Extract all lines that hold the string "icon".

*** Extracted information ***

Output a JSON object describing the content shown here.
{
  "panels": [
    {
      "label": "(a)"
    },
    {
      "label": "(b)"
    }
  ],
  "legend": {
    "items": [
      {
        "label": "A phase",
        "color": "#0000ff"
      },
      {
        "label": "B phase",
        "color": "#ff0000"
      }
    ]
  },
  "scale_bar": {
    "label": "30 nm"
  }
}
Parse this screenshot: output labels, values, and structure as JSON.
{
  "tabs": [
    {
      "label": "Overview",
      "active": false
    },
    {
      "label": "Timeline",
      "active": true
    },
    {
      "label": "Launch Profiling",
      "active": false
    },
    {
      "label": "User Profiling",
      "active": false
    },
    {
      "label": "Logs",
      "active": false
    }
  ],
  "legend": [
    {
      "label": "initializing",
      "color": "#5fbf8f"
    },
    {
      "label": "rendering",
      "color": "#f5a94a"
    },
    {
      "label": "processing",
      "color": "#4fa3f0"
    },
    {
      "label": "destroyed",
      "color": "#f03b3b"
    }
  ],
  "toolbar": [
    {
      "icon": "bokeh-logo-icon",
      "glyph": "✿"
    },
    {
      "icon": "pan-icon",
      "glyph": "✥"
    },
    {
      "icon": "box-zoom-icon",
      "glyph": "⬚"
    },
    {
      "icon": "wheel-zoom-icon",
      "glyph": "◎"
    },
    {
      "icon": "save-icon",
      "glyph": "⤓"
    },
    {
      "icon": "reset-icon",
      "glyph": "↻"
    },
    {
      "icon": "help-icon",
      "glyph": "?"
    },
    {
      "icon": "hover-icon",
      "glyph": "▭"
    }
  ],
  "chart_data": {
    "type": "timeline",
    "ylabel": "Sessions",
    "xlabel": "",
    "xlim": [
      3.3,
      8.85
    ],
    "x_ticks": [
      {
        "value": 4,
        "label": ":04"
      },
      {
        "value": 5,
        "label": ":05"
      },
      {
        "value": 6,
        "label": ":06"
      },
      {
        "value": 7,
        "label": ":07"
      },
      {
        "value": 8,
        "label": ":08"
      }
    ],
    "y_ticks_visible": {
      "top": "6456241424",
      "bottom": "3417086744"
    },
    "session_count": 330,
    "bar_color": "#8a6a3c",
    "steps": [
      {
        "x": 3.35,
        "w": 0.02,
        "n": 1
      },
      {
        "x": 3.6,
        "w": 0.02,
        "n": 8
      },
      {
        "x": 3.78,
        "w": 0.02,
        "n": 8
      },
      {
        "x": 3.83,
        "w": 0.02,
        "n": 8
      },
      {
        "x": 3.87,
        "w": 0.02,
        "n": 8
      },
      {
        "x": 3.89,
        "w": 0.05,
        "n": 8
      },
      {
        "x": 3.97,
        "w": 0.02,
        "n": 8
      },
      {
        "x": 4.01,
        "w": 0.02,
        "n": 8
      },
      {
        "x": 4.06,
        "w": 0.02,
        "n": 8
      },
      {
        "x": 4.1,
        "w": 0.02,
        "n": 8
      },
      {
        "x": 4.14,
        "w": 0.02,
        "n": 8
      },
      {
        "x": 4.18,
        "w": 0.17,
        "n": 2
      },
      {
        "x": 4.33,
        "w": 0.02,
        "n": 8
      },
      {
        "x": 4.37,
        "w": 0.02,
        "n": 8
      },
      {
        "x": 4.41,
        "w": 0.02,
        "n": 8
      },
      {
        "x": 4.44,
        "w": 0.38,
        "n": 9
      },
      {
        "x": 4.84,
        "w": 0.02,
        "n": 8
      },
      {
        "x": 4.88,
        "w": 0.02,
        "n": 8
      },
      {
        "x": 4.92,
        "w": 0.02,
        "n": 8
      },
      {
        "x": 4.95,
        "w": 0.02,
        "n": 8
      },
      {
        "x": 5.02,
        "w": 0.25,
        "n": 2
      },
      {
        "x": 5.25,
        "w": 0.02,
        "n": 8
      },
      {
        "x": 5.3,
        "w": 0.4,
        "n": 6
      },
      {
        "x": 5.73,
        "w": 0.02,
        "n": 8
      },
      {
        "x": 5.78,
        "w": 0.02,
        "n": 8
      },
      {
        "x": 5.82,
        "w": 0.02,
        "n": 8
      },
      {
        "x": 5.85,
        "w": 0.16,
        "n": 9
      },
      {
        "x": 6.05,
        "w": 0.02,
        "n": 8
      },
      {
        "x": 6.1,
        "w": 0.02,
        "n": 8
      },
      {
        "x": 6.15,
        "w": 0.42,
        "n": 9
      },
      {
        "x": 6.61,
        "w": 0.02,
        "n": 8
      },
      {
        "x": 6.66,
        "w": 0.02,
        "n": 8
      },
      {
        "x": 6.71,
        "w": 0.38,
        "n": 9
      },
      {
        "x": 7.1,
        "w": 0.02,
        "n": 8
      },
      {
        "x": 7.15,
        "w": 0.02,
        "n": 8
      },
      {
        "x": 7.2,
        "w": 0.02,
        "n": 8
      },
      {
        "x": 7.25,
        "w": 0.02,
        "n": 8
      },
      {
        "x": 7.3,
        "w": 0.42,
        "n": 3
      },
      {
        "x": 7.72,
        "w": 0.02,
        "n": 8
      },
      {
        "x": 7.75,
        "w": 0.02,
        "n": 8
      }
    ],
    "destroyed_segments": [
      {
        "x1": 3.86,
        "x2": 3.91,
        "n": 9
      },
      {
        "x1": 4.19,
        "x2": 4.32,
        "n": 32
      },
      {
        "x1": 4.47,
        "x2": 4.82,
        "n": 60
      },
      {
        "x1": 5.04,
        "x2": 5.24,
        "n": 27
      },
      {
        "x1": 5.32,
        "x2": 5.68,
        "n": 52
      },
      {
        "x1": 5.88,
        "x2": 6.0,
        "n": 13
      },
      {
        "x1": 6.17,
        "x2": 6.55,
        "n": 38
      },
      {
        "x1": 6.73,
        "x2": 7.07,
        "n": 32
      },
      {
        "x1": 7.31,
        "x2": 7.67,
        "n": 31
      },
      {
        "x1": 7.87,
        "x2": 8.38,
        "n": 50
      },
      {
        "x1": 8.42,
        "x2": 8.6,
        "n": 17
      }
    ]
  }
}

***

**Result of the exercise**
      "icon": "bokeh-logo-icon",
      "icon": "pan-icon",
      "icon": "box-zoom-icon",
      "icon": "wheel-zoom-icon",
      "icon": "save-icon",
      "icon": "reset-icon",
      "icon": "help-icon",
      "icon": "hover-icon",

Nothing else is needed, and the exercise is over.